Data extract
◇ ◇ ◇
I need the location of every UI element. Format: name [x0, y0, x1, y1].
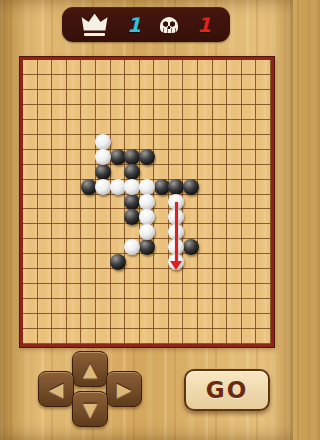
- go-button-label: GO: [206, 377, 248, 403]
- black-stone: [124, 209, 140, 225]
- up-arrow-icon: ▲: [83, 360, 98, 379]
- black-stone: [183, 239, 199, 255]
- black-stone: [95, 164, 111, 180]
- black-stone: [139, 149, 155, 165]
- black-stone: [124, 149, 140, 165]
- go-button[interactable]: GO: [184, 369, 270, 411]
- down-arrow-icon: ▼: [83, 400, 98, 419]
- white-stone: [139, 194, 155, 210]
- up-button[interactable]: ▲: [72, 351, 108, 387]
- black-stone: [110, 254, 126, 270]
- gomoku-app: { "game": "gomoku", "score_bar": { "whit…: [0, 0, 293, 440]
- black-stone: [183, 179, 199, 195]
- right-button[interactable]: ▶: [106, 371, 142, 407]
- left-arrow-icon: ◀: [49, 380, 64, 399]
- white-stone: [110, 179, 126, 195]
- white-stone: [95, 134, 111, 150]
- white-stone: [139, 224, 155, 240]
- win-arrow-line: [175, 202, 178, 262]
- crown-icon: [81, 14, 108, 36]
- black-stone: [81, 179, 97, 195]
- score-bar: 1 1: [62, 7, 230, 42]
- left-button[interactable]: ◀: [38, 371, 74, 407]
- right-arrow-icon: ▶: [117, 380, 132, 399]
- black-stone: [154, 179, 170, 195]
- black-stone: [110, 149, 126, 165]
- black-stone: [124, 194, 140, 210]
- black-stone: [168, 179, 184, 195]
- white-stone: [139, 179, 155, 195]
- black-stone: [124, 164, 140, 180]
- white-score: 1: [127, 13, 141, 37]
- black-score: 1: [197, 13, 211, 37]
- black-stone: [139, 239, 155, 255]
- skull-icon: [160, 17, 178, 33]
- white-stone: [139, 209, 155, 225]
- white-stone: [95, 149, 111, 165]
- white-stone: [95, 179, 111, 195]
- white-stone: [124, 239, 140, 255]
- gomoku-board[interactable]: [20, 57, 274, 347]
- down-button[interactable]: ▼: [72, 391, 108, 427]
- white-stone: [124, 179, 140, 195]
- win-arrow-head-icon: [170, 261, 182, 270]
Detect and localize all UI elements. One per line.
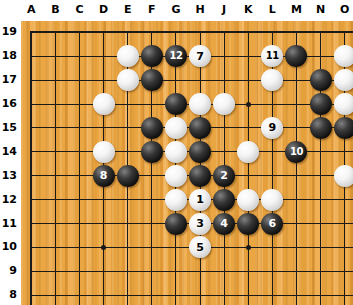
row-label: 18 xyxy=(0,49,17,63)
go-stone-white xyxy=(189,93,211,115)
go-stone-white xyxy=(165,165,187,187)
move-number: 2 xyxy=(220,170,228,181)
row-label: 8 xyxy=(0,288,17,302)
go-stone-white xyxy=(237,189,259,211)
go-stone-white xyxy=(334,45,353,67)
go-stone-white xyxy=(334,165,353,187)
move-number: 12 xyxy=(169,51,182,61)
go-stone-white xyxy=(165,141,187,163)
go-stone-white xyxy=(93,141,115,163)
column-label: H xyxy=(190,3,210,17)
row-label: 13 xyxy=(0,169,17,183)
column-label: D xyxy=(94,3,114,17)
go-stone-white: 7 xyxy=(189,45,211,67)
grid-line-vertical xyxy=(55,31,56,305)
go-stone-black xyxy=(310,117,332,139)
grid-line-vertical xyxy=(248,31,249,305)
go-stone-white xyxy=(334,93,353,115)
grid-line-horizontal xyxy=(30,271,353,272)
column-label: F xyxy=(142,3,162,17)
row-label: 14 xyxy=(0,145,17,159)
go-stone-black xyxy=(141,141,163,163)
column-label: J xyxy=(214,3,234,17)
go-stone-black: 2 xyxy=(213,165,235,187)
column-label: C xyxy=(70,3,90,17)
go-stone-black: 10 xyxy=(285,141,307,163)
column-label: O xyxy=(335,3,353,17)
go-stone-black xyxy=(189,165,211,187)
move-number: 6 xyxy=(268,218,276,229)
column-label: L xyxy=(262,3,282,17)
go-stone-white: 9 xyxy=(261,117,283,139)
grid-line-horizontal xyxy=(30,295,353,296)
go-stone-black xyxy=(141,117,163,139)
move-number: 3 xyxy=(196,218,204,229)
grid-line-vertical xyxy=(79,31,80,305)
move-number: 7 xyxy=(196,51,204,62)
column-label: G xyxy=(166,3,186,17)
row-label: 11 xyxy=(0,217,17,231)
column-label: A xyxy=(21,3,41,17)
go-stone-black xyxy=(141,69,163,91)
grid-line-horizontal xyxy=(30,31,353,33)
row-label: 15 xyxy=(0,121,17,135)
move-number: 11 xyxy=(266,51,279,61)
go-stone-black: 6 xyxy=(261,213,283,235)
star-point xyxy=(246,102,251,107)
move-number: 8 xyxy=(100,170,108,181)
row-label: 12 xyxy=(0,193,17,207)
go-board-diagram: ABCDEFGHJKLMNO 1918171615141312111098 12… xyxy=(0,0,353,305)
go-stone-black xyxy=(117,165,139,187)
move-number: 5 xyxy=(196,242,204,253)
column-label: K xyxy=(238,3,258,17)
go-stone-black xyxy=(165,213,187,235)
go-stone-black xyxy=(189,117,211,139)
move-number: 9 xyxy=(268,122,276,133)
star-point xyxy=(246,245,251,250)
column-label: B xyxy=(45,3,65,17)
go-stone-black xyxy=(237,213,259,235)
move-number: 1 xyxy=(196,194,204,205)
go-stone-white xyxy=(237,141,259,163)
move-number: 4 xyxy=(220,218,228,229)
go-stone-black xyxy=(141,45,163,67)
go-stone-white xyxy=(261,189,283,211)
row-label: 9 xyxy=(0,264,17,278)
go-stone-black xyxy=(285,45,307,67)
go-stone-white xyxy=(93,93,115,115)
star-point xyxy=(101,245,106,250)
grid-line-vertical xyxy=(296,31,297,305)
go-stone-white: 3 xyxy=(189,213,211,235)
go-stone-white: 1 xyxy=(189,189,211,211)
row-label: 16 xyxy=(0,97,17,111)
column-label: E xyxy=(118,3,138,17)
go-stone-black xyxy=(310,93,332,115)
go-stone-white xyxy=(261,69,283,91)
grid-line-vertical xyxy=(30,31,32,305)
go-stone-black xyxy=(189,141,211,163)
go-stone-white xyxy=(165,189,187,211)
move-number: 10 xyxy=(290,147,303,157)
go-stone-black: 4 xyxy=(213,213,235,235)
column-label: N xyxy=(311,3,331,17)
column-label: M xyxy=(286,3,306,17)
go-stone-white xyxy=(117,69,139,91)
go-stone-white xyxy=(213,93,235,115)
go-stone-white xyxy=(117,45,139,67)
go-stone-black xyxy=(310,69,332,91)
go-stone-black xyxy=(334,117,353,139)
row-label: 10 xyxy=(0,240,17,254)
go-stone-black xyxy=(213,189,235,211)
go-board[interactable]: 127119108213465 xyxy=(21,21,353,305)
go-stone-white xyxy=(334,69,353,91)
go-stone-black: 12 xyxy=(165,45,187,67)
◇ ◇ ◇
Exercise prompt
Turn all the rows above into a single numbered list, one line per item, skipping blank lines and leaving out the pictures.

Solution for this problem
1. I need the location of every UI element. Format: name [x0, y0, x1, y1].
2. - go-button-label: GO: [206, 377, 248, 403]
3. - black-stone: [124, 209, 140, 225]
4. - up-arrow-icon: ▲: [83, 360, 98, 379]
5. - black-stone: [183, 239, 199, 255]
6. - black-stone: [95, 164, 111, 180]
7. - black-stone: [139, 149, 155, 165]
8. - black-stone: [124, 149, 140, 165]
9. - go-button[interactable]: GO: [184, 369, 270, 411]
10. - down-arrow-icon: ▼: [83, 400, 98, 419]
11. - white-stone: [139, 194, 155, 210]
12. - up-button[interactable]: ▲: [72, 351, 108, 387]
13. - black-stone: [110, 254, 126, 270]
14. - gomoku-app: { "game": "gomoku", "score_bar": { "whit…: [0, 0, 293, 440]
15. - black-stone: [183, 179, 199, 195]
16. - right-button[interactable]: ▶: [106, 371, 142, 407]
17. - left-arrow-icon: ◀: [49, 380, 64, 399]
18. - white-stone: [110, 179, 126, 195]
19. - white-stone: [95, 134, 111, 150]
20. - white-stone: [139, 224, 155, 240]
21. - win-arrow-line: [175, 202, 178, 262]
22. - crown-icon: [81, 14, 108, 36]
23. - black-stone: [81, 179, 97, 195]
24. - score-bar: 1 1: [62, 7, 230, 42]
25. - left-button[interactable]: ◀: [38, 371, 74, 407]
26. - right-arrow-icon: ▶: [117, 380, 132, 399]
27. - black-stone: [154, 179, 170, 195]
28. - black-stone: [110, 149, 126, 165]
29. - black-stone: [124, 194, 140, 210]
30. - black-stone: [168, 179, 184, 195]
31. - white-stone: [139, 179, 155, 195]
32. - black-stone: [124, 164, 140, 180]
33. - white-score: 1: [127, 13, 141, 37]
34. - black-score: 1: [197, 13, 211, 37]
35. - black-stone: [139, 239, 155, 255]
36. - skull-icon: [160, 17, 178, 33]
37. - white-stone: [139, 209, 155, 225]
38. - white-stone: [95, 149, 111, 165]
39. - white-stone: [95, 179, 111, 195]
40. - white-stone: [124, 239, 140, 255]
41. - gomoku-board[interactable]: [20, 57, 274, 347]
42. - down-button[interactable]: ▼: [72, 391, 108, 427]
43. - white-stone: [124, 179, 140, 195]
44. - win-arrow-head-icon: [170, 261, 182, 270]
45. Detect and localize all UI elements. One per line.
46. row-label: 18 xyxy=(0,49,17,63)
47. go-stone-white xyxy=(189,93,211,115)
48. go-stone-white xyxy=(165,165,187,187)
49. move-number: 2 xyxy=(220,170,228,181)
50. row-label: 8 xyxy=(0,288,17,302)
51. go-stone-white xyxy=(237,189,259,211)
52. go-stone-white xyxy=(334,45,353,67)
53. go-stone-white xyxy=(334,165,353,187)
54. move-number: 12 xyxy=(169,51,182,61)
55. go-stone-white xyxy=(165,141,187,163)
56. go-stone-white xyxy=(93,141,115,163)
57. column-label: H xyxy=(190,3,210,17)
58. row-label: 13 xyxy=(0,169,17,183)
59. column-label: D xyxy=(94,3,114,17)
60. go-stone-white: 7 xyxy=(189,45,211,67)
61. grid-line-vertical xyxy=(55,31,56,305)
62. go-stone-black xyxy=(310,117,332,139)
63. grid-line-vertical xyxy=(248,31,249,305)
64. go-stone-white xyxy=(334,93,353,115)
65. grid-line-horizontal xyxy=(30,271,353,272)
66. column-label: F xyxy=(142,3,162,17)
67. row-label: 14 xyxy=(0,145,17,159)
68. go-stone-black xyxy=(141,141,163,163)
69. column-label: J xyxy=(214,3,234,17)
70. go-stone-black: 2 xyxy=(213,165,235,187)
71. column-label: C xyxy=(70,3,90,17)
72. go-stone-black: 10 xyxy=(285,141,307,163)
73. column-label: O xyxy=(335,3,353,17)
74. go-stone-black xyxy=(189,165,211,187)
75. move-number: 6 xyxy=(268,218,276,229)
76. column-label: L xyxy=(262,3,282,17)
77. go-stone-white: 9 xyxy=(261,117,283,139)
78. grid-line-horizontal xyxy=(30,295,353,296)
79. go-stone-black xyxy=(141,117,163,139)
80. move-number: 3 xyxy=(196,218,204,229)
81. grid-line-vertical xyxy=(79,31,80,305)
82. move-number: 7 xyxy=(196,51,204,62)
83. column-label: G xyxy=(166,3,186,17)
84. row-label: 11 xyxy=(0,217,17,231)
85. column-label: A xyxy=(21,3,41,17)
86. go-stone-black xyxy=(141,69,163,91)
87. grid-line-horizontal xyxy=(30,31,353,33)
88. row-label: 15 xyxy=(0,121,17,135)
89. move-number: 11 xyxy=(266,51,279,61)
90. go-stone-black: 6 xyxy=(261,213,283,235)
91. star-point xyxy=(246,102,251,107)
92. move-number: 8 xyxy=(100,170,108,181)
93. row-label: 12 xyxy=(0,193,17,207)
94. go-board-diagram: ABCDEFGHJKLMNO 1918171615141312111098 12… xyxy=(0,0,353,305)
95. go-stone-black xyxy=(117,165,139,187)
96. move-number: 5 xyxy=(196,242,204,253)
97. column-label: K xyxy=(238,3,258,17)
98. go-stone-black xyxy=(165,213,187,235)
99. go-stone-black xyxy=(189,117,211,139)
100. move-number: 9 xyxy=(268,122,276,133)
101. star-point xyxy=(246,245,251,250)
102. column-label: B xyxy=(45,3,65,17)
103. go-stone-black xyxy=(237,213,259,235)
104. move-number: 1 xyxy=(196,194,204,205)
105. go-stone-white xyxy=(237,141,259,163)
106. move-number: 4 xyxy=(220,218,228,229)
107. go-stone-black xyxy=(141,45,163,67)
108. go-stone-white xyxy=(261,189,283,211)
109. row-label: 9 xyxy=(0,264,17,278)
110. go-stone-black xyxy=(285,45,307,67)
111. go-stone-white xyxy=(93,93,115,115)
112. star-point xyxy=(101,245,106,250)
113. grid-line-vertical xyxy=(296,31,297,305)
114. go-stone-white: 3 xyxy=(189,213,211,235)
115. go-stone-white: 1 xyxy=(189,189,211,211)
116. row-label: 16 xyxy=(0,97,17,111)
117. column-label: E xyxy=(118,3,138,17)
118. go-stone-black xyxy=(310,93,332,115)
119. go-stone-white xyxy=(261,69,283,91)
120. grid-line-vertical xyxy=(30,31,32,305)
121. go-stone-black xyxy=(189,141,211,163)
122. go-stone-white xyxy=(165,189,187,211)
123. move-number: 10 xyxy=(290,147,303,157)
124. go-stone-black: 4 xyxy=(213,213,235,235)
125. column-label: N xyxy=(311,3,331,17)
126. column-label: M xyxy=(286,3,306,17)
127. go-stone-white xyxy=(117,69,139,91)
128. go-stone-white xyxy=(213,93,235,115)
129. go-stone-white xyxy=(117,45,139,67)
130. go-stone-black xyxy=(310,69,332,91)
131. go-stone-black xyxy=(334,117,353,139)
132. row-label: 10 xyxy=(0,240,17,254)
133. go-stone-black xyxy=(213,189,235,211)
134. go-board[interactable]: 127119108213465 xyxy=(21,21,353,305)
135. go-stone-white xyxy=(334,69,353,91)
136. go-stone-black: 12 xyxy=(165,45,187,67)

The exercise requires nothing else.